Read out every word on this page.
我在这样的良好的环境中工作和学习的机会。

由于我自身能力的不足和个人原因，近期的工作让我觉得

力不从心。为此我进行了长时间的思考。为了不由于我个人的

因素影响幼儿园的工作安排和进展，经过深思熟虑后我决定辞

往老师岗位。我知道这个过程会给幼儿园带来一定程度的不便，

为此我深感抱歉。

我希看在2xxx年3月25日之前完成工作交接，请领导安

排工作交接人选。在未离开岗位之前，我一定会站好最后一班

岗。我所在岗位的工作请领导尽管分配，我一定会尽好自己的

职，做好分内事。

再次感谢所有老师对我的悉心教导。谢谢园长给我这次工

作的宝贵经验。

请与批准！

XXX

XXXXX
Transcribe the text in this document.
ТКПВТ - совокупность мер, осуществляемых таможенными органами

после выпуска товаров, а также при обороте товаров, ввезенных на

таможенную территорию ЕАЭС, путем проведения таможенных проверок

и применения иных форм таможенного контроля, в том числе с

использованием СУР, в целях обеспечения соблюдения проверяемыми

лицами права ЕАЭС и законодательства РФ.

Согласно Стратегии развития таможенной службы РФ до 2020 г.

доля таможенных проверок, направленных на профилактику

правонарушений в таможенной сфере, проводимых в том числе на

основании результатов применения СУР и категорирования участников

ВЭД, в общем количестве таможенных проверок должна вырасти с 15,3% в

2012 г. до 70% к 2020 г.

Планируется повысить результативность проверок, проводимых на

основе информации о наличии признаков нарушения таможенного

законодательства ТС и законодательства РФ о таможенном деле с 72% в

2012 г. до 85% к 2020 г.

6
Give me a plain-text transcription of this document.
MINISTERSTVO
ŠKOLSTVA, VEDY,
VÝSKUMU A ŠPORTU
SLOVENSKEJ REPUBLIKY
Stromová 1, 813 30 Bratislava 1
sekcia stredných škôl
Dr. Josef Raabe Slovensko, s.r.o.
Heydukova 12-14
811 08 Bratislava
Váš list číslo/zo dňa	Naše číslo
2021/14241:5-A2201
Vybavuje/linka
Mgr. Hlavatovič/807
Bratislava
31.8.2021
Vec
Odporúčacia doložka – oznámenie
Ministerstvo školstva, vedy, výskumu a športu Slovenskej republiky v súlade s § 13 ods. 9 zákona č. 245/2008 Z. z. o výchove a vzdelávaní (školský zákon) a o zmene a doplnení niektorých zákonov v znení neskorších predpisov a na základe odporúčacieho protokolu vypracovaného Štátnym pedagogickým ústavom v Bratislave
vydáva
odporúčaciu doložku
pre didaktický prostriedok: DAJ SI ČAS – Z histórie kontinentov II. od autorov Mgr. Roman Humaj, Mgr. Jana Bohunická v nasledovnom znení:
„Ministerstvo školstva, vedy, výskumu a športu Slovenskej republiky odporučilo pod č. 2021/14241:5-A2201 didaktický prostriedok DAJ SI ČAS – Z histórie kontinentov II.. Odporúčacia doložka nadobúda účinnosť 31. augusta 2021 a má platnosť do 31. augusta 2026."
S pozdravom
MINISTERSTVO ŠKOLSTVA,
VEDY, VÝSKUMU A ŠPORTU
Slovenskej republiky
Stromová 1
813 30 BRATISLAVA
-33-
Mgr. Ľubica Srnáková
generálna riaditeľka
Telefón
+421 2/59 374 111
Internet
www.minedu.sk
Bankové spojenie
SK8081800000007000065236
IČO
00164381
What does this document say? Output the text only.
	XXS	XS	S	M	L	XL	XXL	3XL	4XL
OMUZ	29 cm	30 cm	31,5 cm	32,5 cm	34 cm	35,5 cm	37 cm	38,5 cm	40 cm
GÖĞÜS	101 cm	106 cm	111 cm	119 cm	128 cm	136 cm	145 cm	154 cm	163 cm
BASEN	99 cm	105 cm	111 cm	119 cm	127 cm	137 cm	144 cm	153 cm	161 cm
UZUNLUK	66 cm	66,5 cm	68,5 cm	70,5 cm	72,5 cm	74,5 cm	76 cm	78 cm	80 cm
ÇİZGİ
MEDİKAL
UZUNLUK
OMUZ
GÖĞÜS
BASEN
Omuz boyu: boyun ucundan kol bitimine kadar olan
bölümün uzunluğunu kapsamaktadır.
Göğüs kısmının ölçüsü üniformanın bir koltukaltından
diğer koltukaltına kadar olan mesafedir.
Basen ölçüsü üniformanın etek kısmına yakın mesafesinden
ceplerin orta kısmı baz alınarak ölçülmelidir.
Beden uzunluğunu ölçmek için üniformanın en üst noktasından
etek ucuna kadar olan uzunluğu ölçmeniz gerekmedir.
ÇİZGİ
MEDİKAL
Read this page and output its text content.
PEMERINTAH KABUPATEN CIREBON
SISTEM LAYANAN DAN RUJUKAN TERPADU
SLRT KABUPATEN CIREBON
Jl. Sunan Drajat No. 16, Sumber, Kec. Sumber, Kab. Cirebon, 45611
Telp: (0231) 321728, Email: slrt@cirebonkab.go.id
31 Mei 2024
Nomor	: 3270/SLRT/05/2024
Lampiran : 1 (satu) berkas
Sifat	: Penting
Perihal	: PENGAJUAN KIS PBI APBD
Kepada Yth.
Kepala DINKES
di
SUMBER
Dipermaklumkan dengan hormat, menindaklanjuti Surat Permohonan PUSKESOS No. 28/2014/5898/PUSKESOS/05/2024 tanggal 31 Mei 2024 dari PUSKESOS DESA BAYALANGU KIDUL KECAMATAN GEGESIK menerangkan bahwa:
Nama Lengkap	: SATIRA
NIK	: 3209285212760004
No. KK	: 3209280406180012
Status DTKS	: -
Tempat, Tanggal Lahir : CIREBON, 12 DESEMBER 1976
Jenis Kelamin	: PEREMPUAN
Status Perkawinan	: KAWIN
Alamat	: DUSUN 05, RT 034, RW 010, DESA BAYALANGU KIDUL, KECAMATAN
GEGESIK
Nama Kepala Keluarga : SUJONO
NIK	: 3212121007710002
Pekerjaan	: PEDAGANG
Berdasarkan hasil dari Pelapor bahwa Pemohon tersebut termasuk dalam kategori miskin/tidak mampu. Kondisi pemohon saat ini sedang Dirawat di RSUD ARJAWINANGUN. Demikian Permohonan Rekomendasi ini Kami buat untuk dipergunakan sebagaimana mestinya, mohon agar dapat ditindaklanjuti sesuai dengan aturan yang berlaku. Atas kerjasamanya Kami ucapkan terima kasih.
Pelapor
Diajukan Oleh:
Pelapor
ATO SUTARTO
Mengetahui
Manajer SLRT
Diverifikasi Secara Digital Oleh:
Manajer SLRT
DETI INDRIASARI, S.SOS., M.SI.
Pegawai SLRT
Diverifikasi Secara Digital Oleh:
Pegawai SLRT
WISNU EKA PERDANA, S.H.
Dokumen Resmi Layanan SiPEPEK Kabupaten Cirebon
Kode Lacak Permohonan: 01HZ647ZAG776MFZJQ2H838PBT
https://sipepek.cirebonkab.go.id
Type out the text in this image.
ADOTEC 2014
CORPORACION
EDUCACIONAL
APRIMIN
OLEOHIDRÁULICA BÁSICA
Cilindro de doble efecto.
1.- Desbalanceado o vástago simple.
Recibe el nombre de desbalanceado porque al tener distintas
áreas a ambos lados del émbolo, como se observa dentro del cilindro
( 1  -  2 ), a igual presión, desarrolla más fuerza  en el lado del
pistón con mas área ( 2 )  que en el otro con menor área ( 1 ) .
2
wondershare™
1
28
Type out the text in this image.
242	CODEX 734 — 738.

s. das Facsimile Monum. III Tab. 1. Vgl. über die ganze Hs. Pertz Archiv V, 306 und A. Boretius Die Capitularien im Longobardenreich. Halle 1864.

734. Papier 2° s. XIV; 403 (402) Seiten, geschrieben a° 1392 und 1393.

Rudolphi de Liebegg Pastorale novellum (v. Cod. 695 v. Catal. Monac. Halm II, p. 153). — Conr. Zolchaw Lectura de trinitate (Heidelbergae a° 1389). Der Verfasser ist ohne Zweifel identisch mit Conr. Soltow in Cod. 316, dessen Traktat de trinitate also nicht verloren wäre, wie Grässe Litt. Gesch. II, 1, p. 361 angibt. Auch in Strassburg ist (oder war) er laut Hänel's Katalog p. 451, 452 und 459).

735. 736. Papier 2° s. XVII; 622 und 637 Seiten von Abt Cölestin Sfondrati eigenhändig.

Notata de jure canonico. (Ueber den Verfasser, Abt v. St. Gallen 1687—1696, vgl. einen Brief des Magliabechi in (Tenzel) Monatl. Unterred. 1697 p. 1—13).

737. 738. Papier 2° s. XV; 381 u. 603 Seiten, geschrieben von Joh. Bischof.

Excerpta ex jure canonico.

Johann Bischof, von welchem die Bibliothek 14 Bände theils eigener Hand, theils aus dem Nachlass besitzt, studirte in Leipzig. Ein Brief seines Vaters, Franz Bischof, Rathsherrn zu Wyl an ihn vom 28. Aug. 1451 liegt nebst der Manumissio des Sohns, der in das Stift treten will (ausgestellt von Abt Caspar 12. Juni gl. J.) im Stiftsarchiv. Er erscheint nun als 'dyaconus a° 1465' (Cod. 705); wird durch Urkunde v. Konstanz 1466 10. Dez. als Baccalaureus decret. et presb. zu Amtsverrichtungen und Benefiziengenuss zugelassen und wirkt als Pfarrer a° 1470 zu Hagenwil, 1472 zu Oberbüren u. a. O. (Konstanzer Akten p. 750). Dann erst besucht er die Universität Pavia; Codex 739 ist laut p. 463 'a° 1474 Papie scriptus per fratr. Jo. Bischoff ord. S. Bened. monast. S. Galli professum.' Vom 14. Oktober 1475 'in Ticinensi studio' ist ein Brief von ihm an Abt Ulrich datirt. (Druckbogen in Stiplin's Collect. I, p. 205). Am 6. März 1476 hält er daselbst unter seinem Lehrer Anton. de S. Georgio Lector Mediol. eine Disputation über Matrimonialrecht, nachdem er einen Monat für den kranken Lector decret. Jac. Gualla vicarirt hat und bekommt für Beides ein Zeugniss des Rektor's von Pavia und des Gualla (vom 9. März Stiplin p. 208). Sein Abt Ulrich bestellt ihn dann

· · · · ·

→ **Exercise**:
Return each line where "kontinentov" shows up.

→ **Task response**:
pre didaktický prostriedok: DAJ SI ČAS – Z histórie kontinentov II. od autorov Mgr. Roman Humaj, Mgr. Jana Bohunická v nasledovnom znení:
„Ministerstvo školstva, vedy, výskumu a športu Slovenskej republiky odporučilo pod č. 2021/14241:5-A2201 didaktický prostriedok DAJ SI ČAS – Z histórie kontinentov II.. Odporúčacia doložka nadobúda účinnosť 31. augusta 2021 a má platnosť do 31. augusta 2026."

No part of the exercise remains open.